[RECORDED INFORMATION]:
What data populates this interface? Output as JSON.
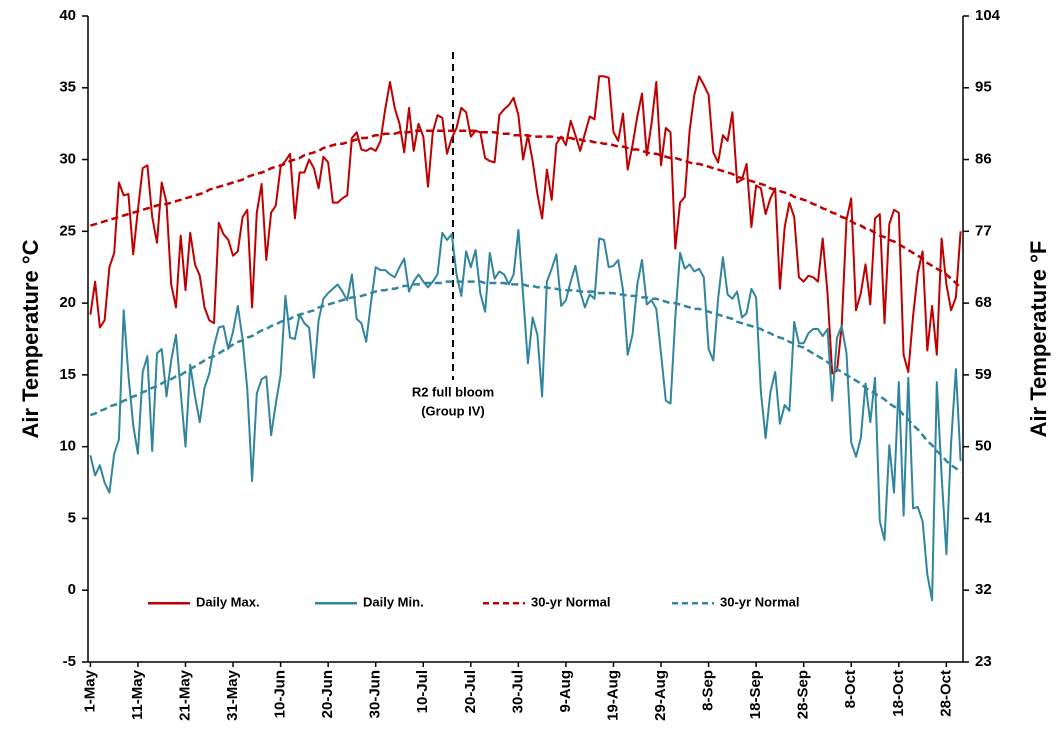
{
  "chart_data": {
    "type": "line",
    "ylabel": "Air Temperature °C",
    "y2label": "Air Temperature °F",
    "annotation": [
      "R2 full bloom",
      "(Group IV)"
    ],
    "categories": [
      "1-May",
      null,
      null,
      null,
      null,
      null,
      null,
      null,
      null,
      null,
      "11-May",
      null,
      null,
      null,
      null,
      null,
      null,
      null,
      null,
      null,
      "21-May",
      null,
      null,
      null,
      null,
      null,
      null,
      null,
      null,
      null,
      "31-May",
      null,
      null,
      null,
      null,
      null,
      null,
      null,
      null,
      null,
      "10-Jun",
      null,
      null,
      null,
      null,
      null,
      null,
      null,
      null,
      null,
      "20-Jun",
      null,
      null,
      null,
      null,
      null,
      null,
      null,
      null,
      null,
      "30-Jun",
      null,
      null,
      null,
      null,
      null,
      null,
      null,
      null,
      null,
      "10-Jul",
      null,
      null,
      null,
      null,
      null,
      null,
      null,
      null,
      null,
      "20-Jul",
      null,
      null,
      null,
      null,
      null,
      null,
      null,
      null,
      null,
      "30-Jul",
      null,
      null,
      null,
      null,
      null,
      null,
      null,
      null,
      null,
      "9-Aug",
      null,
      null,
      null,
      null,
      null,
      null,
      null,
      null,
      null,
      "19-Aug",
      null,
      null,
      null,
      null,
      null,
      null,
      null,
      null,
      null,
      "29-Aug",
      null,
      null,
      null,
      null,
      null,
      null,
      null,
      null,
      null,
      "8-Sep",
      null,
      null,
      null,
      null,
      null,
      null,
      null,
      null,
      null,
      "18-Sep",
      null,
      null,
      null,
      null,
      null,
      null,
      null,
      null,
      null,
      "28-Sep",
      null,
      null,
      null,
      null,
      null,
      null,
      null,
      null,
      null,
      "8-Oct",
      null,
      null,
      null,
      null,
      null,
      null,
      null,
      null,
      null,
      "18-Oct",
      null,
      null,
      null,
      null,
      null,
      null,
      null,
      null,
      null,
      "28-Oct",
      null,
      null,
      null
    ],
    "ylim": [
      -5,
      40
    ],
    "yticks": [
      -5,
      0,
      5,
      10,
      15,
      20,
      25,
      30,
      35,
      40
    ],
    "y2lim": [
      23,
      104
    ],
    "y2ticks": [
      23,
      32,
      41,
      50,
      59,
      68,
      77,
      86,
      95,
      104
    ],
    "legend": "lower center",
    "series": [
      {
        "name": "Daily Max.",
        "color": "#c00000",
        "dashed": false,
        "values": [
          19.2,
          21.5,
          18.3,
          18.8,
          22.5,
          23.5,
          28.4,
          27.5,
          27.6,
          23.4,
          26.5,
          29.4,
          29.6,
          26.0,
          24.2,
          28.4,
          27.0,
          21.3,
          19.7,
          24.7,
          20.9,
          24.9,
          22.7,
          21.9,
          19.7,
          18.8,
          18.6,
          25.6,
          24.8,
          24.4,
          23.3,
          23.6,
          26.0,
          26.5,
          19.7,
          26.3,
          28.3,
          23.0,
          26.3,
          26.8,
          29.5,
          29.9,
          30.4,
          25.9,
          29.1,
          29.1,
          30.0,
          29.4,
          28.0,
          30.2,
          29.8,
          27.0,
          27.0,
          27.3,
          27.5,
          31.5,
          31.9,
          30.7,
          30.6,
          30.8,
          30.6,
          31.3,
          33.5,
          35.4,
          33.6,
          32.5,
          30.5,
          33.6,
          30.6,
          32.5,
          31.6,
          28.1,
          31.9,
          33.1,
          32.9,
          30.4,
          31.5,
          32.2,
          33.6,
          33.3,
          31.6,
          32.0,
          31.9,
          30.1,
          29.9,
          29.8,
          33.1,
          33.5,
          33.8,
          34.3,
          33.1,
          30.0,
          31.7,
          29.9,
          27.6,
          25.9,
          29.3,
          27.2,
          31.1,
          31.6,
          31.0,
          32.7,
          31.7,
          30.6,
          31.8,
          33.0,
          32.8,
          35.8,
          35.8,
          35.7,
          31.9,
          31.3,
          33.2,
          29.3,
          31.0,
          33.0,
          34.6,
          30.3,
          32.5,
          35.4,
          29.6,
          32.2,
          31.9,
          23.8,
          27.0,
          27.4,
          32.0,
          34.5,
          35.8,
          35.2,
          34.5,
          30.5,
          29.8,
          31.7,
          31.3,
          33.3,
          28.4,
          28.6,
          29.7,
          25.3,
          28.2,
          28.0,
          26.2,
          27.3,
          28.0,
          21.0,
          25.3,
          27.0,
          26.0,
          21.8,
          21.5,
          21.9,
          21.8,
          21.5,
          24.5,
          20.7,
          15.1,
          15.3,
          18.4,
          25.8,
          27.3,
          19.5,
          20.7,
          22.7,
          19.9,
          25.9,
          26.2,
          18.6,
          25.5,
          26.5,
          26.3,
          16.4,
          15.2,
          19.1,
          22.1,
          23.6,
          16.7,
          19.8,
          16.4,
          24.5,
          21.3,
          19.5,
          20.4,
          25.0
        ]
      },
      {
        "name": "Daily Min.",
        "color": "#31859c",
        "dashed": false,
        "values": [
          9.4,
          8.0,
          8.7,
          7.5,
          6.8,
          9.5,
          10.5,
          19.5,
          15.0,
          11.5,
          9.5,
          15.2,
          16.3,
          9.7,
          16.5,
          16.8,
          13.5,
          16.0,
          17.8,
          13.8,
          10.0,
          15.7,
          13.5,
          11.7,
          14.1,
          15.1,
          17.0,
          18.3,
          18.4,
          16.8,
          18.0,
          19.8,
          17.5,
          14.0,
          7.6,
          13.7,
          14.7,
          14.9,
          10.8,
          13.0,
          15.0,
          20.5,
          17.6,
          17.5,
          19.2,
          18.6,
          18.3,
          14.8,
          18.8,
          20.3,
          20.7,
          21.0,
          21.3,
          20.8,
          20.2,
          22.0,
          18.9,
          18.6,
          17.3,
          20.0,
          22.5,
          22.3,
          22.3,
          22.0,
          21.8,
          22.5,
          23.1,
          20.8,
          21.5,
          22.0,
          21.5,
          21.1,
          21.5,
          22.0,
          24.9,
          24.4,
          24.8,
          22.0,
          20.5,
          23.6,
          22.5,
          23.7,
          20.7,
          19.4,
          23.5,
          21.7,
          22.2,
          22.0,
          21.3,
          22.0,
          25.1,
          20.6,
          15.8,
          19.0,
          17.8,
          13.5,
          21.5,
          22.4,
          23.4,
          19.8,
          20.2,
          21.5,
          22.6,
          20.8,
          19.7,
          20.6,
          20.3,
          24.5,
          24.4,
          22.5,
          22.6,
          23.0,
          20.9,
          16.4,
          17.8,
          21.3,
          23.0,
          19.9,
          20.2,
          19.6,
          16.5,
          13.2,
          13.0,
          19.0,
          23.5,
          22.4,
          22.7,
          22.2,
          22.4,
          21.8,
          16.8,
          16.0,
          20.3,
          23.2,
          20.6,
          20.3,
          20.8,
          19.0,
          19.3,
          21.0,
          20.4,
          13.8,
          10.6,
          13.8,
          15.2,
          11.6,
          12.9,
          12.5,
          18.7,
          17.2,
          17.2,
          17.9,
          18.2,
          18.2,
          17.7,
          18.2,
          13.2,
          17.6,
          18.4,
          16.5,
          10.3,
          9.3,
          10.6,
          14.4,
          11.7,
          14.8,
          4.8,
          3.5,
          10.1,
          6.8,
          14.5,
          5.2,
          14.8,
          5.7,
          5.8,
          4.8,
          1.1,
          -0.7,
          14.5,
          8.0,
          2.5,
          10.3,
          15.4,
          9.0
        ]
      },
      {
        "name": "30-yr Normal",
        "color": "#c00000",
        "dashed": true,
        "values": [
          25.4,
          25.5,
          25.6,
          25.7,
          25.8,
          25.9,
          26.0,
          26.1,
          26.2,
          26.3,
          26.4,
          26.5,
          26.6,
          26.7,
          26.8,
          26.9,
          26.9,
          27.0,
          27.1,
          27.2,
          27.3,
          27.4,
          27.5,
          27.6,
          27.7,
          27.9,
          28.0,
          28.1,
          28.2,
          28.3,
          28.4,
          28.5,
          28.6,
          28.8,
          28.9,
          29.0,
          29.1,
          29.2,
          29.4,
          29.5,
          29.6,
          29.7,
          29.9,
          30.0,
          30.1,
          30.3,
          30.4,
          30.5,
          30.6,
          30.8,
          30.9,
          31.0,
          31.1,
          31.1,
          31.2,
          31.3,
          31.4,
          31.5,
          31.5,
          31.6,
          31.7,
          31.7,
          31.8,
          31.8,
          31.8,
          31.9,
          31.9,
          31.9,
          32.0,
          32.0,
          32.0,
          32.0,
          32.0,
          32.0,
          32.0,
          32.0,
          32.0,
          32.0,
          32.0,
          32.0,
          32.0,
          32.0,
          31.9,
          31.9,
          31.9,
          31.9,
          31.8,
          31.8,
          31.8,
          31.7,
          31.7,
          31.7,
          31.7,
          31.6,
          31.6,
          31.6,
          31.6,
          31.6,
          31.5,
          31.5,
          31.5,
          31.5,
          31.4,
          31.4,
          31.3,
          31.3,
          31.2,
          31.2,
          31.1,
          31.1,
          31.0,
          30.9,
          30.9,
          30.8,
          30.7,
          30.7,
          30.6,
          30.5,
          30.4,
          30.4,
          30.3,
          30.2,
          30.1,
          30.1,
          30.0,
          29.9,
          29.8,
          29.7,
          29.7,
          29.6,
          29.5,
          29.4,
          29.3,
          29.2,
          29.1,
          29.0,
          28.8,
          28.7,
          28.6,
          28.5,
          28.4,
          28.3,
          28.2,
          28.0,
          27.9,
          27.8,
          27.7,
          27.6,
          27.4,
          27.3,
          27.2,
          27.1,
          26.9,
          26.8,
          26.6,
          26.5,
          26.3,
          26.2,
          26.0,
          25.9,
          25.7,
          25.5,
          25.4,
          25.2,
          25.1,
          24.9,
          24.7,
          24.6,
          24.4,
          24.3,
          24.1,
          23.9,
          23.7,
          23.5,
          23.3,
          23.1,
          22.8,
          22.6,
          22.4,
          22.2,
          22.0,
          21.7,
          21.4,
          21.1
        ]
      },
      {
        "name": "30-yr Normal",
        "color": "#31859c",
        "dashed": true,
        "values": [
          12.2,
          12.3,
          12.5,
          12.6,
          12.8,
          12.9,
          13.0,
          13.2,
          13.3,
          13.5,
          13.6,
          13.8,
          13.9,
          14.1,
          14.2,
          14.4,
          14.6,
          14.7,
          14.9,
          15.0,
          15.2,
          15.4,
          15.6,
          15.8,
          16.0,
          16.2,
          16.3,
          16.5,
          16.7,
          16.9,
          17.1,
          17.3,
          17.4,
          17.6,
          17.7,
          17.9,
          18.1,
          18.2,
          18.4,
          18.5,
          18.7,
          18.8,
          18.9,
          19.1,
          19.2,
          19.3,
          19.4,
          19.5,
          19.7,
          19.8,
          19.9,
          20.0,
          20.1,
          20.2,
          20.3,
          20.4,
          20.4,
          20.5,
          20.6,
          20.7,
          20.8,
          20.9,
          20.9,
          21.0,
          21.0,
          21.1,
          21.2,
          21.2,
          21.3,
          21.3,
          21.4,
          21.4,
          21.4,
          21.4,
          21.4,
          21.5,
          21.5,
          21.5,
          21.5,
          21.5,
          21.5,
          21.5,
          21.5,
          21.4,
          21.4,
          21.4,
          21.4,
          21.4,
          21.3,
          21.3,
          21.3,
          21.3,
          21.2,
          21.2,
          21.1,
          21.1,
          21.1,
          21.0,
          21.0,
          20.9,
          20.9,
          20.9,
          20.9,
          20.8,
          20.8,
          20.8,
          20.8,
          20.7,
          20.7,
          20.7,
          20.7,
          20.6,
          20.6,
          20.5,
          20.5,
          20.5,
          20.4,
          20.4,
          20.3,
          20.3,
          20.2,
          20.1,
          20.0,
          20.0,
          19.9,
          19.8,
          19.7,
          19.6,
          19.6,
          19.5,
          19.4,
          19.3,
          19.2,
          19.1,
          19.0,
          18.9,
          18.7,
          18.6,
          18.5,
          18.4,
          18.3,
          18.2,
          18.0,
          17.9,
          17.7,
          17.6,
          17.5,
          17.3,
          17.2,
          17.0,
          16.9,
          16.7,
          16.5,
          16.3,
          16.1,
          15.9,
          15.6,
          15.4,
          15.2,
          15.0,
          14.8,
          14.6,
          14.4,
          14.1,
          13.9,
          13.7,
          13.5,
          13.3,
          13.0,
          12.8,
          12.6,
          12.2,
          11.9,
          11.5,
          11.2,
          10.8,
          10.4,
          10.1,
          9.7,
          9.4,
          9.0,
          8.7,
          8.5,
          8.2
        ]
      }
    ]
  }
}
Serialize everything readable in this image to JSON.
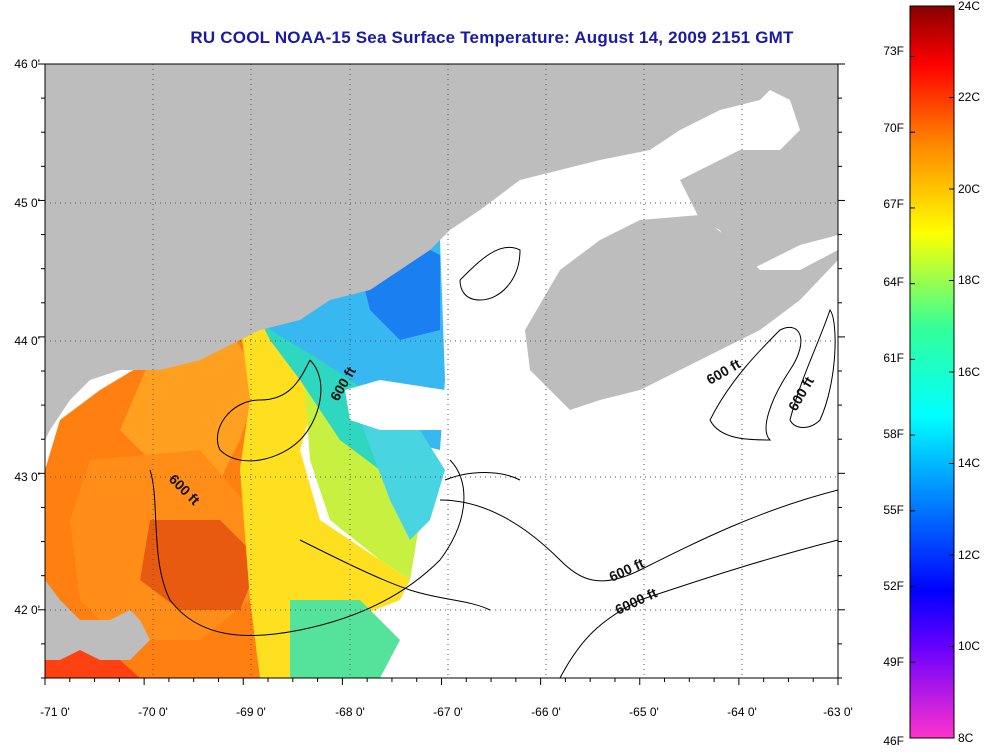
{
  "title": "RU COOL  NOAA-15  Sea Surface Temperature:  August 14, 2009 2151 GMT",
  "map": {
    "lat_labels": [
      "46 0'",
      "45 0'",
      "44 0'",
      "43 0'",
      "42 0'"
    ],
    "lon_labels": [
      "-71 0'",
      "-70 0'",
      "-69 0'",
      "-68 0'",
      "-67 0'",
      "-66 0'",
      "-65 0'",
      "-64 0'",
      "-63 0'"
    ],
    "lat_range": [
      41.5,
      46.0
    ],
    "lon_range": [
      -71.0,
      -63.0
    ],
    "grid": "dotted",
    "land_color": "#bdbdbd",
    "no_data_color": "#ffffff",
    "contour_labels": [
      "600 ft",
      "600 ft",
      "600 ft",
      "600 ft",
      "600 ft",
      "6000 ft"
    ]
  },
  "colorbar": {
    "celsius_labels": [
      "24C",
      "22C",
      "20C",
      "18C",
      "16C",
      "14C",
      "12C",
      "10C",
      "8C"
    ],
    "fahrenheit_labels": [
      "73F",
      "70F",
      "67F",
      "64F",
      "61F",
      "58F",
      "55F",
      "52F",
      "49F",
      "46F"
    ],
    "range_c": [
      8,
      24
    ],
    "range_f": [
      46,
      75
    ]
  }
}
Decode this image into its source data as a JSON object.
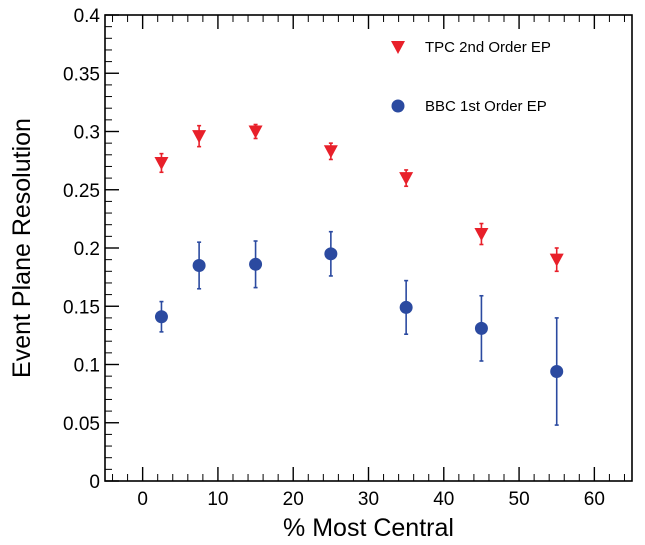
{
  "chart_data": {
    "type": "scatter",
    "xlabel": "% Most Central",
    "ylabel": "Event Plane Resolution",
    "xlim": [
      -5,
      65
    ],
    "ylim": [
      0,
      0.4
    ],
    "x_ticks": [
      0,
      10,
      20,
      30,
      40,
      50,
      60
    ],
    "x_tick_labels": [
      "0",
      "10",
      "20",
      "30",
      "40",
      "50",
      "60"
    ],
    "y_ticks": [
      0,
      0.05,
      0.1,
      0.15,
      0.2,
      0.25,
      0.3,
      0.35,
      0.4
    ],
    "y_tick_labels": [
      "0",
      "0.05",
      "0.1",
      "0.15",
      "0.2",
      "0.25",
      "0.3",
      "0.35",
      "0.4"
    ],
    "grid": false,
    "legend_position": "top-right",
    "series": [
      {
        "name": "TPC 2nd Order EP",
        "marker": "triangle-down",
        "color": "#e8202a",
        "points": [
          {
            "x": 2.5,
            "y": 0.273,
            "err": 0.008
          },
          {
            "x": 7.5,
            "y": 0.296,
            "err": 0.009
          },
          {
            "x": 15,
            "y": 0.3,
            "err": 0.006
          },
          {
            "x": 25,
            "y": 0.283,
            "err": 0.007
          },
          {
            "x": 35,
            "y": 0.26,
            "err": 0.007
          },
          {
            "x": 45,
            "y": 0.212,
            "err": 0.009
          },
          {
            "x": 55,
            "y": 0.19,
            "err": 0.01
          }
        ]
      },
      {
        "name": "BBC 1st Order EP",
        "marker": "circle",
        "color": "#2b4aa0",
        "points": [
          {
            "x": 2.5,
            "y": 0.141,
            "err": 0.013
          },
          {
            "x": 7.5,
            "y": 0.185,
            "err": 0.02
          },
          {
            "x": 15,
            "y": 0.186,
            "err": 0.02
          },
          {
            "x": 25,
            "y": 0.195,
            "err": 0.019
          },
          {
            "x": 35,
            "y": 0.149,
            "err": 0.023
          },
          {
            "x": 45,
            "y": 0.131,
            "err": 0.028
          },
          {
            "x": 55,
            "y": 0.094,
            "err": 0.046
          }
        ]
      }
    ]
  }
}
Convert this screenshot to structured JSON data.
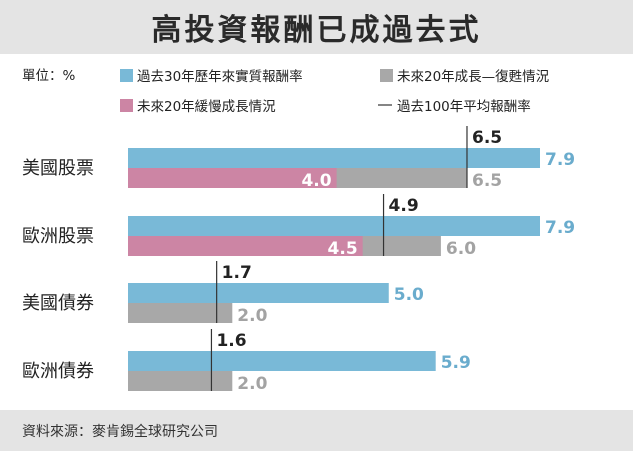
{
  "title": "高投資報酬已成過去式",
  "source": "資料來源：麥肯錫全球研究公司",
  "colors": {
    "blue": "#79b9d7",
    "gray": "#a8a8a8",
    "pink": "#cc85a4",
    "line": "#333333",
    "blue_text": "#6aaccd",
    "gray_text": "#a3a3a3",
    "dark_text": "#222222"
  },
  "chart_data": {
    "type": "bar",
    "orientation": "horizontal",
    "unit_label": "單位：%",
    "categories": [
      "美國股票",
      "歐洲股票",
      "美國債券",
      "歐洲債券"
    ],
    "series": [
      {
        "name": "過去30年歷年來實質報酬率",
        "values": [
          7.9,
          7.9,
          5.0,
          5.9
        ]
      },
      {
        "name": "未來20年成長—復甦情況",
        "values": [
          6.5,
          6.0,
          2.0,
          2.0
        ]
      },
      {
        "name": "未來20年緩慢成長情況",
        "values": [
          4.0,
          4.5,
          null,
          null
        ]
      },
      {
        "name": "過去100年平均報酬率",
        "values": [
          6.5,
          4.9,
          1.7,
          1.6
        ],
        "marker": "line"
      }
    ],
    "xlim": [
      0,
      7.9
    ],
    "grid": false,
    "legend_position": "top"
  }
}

[WRITTEN EXERCISE]:
Check each line of the entries for the string "source". Copy the lines that have it.

[RESULT OF THIS EXERCISE]:
Decode this image into its source data as a JSON object.
  "source": "資料來源：麥肯錫全球研究公司",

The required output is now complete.